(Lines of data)
-*-

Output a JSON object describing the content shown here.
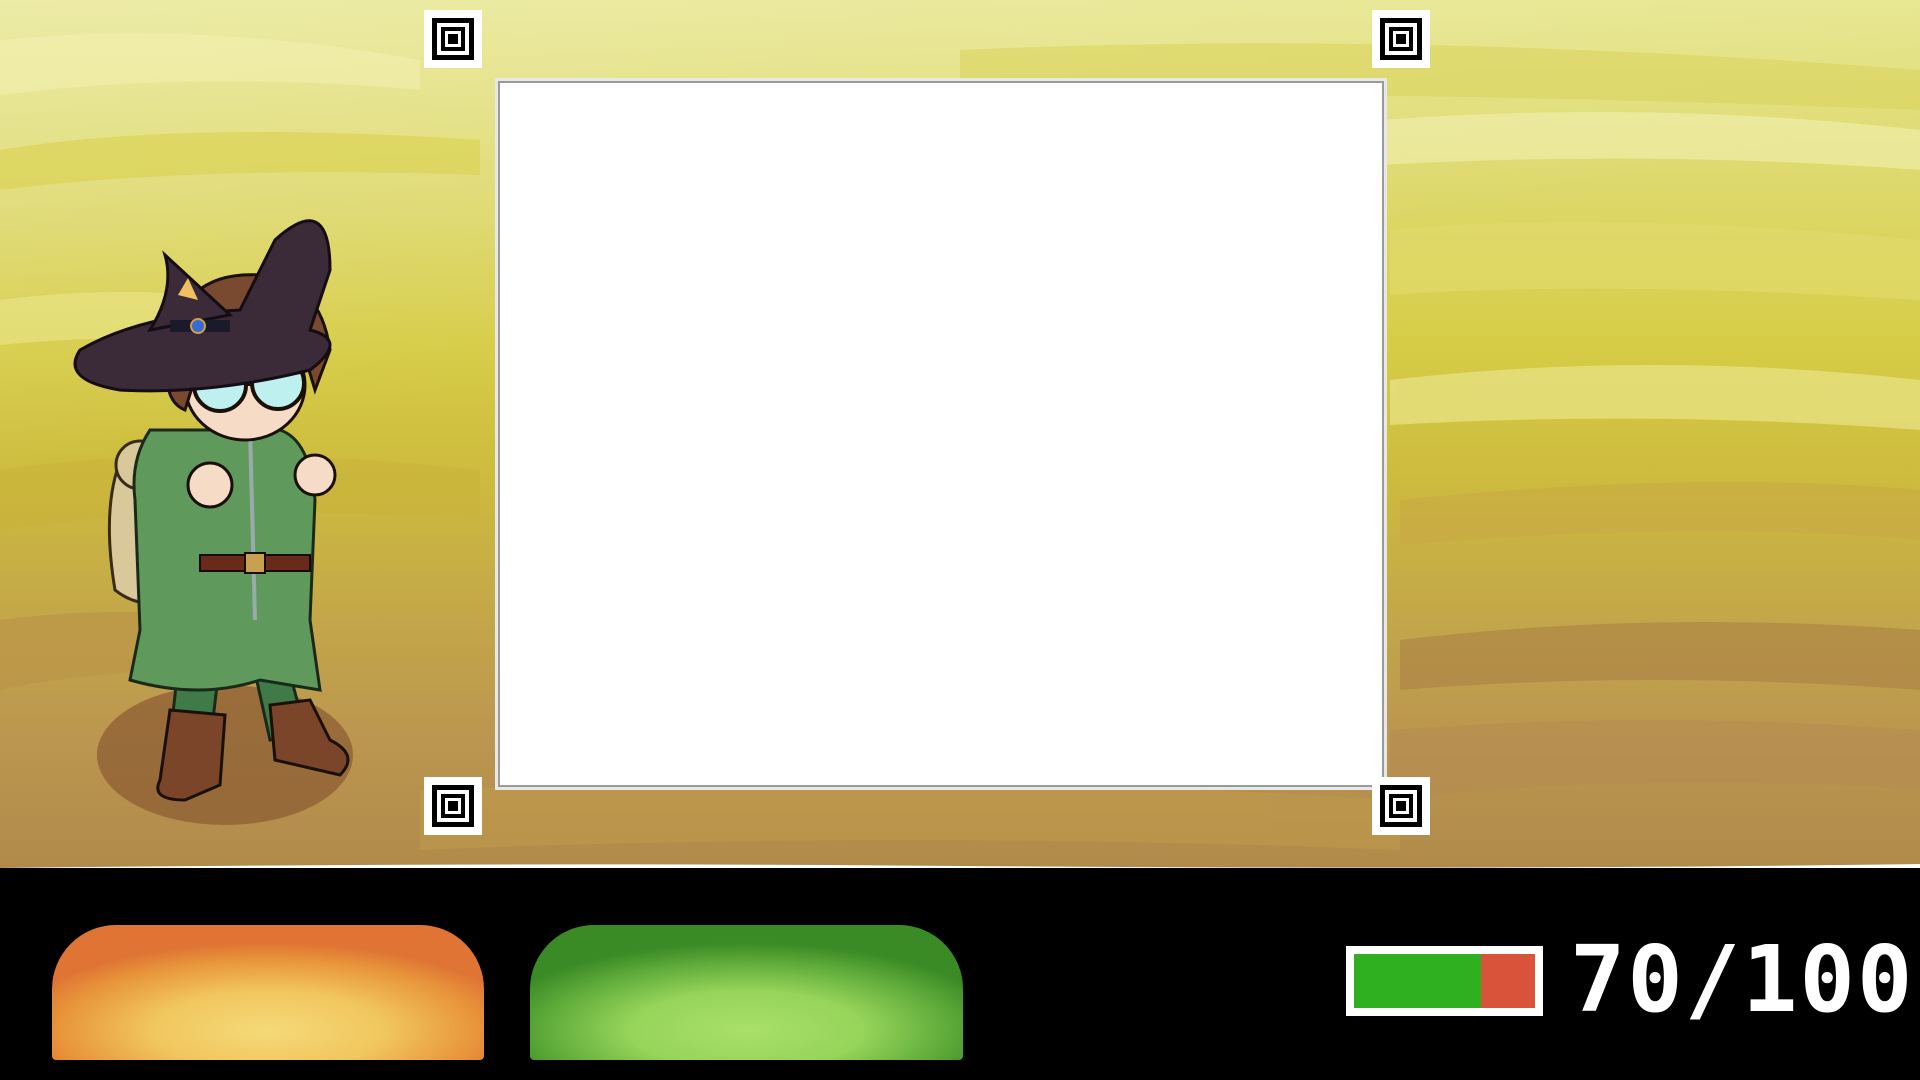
{
  "hud": {
    "hp_text": "70/100",
    "hp_value": 70,
    "hp_max": 100,
    "hp_fill_color": "#2fb021",
    "hp_empty_color": "#d9533a"
  },
  "buttons": [
    {
      "id": "orange",
      "color": "#df7434"
    },
    {
      "id": "green",
      "color": "#3a8a26"
    }
  ],
  "character": {
    "name_icon": "witch-adventurer-sprite"
  },
  "arena": {
    "marker_icon": "fiducial-marker-icon"
  }
}
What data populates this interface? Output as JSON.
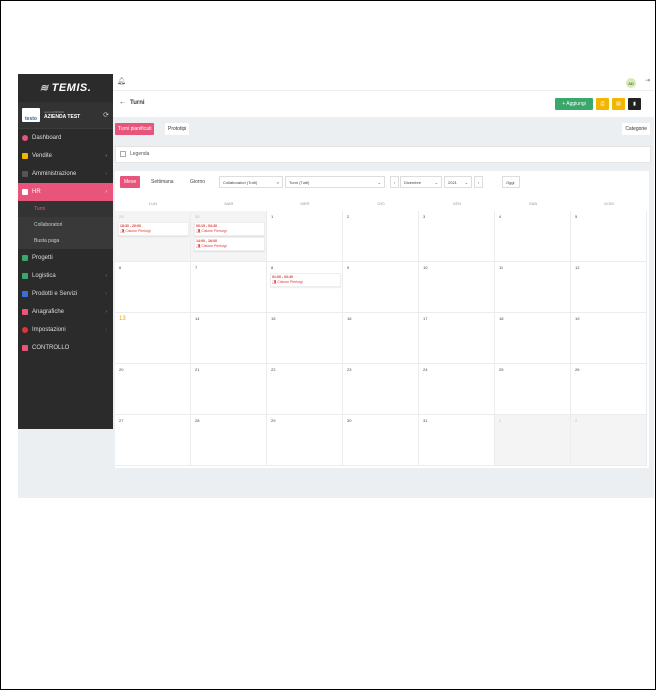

-*-

INSTRUCTIONS TO FOLLOW
Write out the full set of lines verbatim, without the pictures.

EXERCISE OUTPUT
Output a JSON object describing the content shown here.
{
  "hud": {
    "hp_text": "70/100",
    "hp_value": 70,
    "hp_max": 100,
    "hp_fill_color": "#2fb021",
    "hp_empty_color": "#d9533a"
  },
  "buttons": [
    {
      "id": "orange",
      "color": "#df7434"
    },
    {
      "id": "green",
      "color": "#3a8a26"
    }
  ],
  "character": {
    "name_icon": "witch-adventurer-sprite"
  },
  "arena": {
    "marker_icon": "fiducial-marker-icon"
  }
}
What data populates this interface? Output as JSON.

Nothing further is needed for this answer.